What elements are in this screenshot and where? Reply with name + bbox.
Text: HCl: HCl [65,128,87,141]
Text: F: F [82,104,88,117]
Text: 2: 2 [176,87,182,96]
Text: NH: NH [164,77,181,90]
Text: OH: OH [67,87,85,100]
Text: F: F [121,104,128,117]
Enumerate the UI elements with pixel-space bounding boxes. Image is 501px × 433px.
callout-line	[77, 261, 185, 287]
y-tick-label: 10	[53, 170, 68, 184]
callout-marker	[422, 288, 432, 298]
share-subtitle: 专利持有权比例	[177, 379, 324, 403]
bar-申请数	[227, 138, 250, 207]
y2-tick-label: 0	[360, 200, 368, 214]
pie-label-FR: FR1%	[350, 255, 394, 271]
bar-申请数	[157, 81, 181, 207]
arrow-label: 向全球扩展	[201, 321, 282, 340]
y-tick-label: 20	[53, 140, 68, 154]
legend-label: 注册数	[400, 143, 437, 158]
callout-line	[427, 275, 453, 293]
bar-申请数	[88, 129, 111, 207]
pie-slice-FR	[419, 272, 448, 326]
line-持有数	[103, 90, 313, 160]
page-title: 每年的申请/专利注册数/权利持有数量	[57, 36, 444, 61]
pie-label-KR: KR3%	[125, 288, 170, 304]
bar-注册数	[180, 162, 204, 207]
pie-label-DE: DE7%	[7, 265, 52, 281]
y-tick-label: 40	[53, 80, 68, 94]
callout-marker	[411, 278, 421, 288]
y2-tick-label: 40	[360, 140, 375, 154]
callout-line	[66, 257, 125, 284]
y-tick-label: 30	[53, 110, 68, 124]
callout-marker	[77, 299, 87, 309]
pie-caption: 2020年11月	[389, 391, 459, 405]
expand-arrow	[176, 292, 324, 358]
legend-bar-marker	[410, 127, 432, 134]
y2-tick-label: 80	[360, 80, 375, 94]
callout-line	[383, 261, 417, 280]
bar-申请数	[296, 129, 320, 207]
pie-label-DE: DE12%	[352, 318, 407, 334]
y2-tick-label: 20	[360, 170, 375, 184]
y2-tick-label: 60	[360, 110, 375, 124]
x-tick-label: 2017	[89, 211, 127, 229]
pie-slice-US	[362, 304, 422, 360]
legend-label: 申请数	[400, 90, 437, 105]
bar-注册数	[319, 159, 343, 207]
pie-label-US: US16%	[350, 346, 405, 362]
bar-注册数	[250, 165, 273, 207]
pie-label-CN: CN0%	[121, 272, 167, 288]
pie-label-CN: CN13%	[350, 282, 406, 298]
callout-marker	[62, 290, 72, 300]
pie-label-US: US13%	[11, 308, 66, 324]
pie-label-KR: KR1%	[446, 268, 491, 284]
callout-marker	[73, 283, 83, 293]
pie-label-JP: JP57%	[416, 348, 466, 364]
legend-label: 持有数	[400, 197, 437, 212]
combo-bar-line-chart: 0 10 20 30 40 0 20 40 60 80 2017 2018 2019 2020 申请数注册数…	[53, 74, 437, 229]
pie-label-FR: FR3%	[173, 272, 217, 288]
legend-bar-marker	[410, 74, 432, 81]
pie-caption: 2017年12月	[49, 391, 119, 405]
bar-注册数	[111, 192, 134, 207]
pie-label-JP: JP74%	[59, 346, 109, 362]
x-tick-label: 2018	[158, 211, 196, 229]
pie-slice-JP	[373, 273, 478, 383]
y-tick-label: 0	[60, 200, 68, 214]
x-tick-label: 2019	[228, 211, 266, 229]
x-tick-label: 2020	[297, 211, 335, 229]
========================
Please copy out all of the items above again word for word, in the same order and with every number unchanged.

What elements are in this screenshot and where? Reply with name + bbox.
Text: HCl: HCl [65,128,87,141]
Text: F: F [82,104,88,117]
Text: 2: 2 [176,87,182,96]
Text: NH: NH [164,77,181,90]
Text: OH: OH [67,87,85,100]
Text: F: F [121,104,128,117]
Enumerate the UI elements with pixel-space bounding boxes. Image is 501px × 433px.
callout-line	[77, 261, 185, 287]
y-tick-label: 10	[53, 170, 68, 184]
callout-marker	[422, 288, 432, 298]
share-subtitle: 专利持有权比例	[177, 379, 324, 403]
bar-申请数	[227, 138, 250, 207]
y2-tick-label: 0	[360, 200, 368, 214]
pie-label-FR: FR1%	[350, 255, 394, 271]
bar-申请数	[157, 81, 181, 207]
arrow-label: 向全球扩展	[201, 321, 282, 340]
y-tick-label: 20	[53, 140, 68, 154]
legend-label: 注册数	[400, 143, 437, 158]
callout-line	[427, 275, 453, 293]
bar-申请数	[88, 129, 111, 207]
pie-slice-FR	[419, 272, 448, 326]
line-持有数	[103, 90, 313, 160]
page-title: 每年的申请/专利注册数/权利持有数量	[57, 36, 444, 61]
pie-label-KR: KR3%	[125, 288, 170, 304]
bar-注册数	[180, 162, 204, 207]
pie-label-DE: DE7%	[7, 265, 52, 281]
y-tick-label: 40	[53, 80, 68, 94]
callout-marker	[411, 278, 421, 288]
y2-tick-label: 40	[360, 140, 375, 154]
callout-line	[66, 257, 125, 284]
y-tick-label: 30	[53, 110, 68, 124]
callout-marker	[77, 299, 87, 309]
pie-caption: 2020年11月	[389, 391, 459, 405]
expand-arrow	[176, 292, 324, 358]
legend-bar-marker	[410, 127, 432, 134]
y2-tick-label: 80	[360, 80, 375, 94]
callout-line	[383, 261, 417, 280]
bar-申请数	[296, 129, 320, 207]
pie-label-DE: DE12%	[352, 318, 407, 334]
y2-tick-label: 20	[360, 170, 375, 184]
y2-tick-label: 60	[360, 110, 375, 124]
x-tick-label: 2017	[89, 211, 127, 229]
pie-slice-US	[362, 304, 422, 360]
legend-label: 申请数	[400, 90, 437, 105]
bar-注册数	[319, 159, 343, 207]
pie-label-US: US16%	[350, 346, 405, 362]
bar-注册数	[250, 165, 273, 207]
pie-label-CN: CN0%	[121, 272, 167, 288]
pie-label-CN: CN13%	[350, 282, 406, 298]
callout-marker	[62, 290, 72, 300]
pie-label-US: US13%	[11, 308, 66, 324]
pie-label-KR: KR1%	[446, 268, 491, 284]
callout-marker	[73, 283, 83, 293]
pie-label-JP: JP57%	[416, 348, 466, 364]
legend-label: 持有数	[400, 197, 437, 212]
combo-bar-line-chart: 0 10 20 30 40 0 20 40 60 80 2017 2018 2019 2020 申请数注册数…	[53, 74, 437, 229]
pie-label-FR: FR3%	[173, 272, 217, 288]
legend-bar-marker	[410, 74, 432, 81]
pie-caption: 2017年12月	[49, 391, 119, 405]
bar-注册数	[111, 192, 134, 207]
pie-label-JP: JP74%	[59, 346, 109, 362]
x-tick-label: 2018	[158, 211, 196, 229]
pie-slice-JP	[373, 273, 478, 383]
y-tick-label: 0	[60, 200, 68, 214]
x-tick-label: 2019	[228, 211, 266, 229]
x-tick-label: 2020	[297, 211, 335, 229]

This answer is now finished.